YOUR INSTRUCTIONS:
Within the data that follows, how many lines carry the string "ucraini"? Give the number alone.

THE DATA:
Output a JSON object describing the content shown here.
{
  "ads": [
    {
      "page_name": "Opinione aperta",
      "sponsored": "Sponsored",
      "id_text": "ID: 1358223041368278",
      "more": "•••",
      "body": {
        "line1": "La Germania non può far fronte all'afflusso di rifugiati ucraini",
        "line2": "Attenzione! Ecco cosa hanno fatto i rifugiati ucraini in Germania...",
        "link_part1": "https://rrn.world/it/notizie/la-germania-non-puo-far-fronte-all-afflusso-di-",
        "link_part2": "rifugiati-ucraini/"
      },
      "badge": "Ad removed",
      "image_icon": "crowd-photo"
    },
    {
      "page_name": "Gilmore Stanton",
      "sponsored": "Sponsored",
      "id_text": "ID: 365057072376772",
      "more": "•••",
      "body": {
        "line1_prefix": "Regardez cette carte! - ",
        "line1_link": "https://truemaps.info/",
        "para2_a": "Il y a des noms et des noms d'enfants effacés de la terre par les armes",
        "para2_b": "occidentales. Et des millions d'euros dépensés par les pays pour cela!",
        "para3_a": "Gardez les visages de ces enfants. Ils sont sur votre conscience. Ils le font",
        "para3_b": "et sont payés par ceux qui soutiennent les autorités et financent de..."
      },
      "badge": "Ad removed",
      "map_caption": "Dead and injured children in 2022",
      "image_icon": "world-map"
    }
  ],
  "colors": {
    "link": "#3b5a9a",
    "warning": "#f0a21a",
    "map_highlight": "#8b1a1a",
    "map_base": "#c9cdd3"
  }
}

RESPONSE TO THIS TASK:
3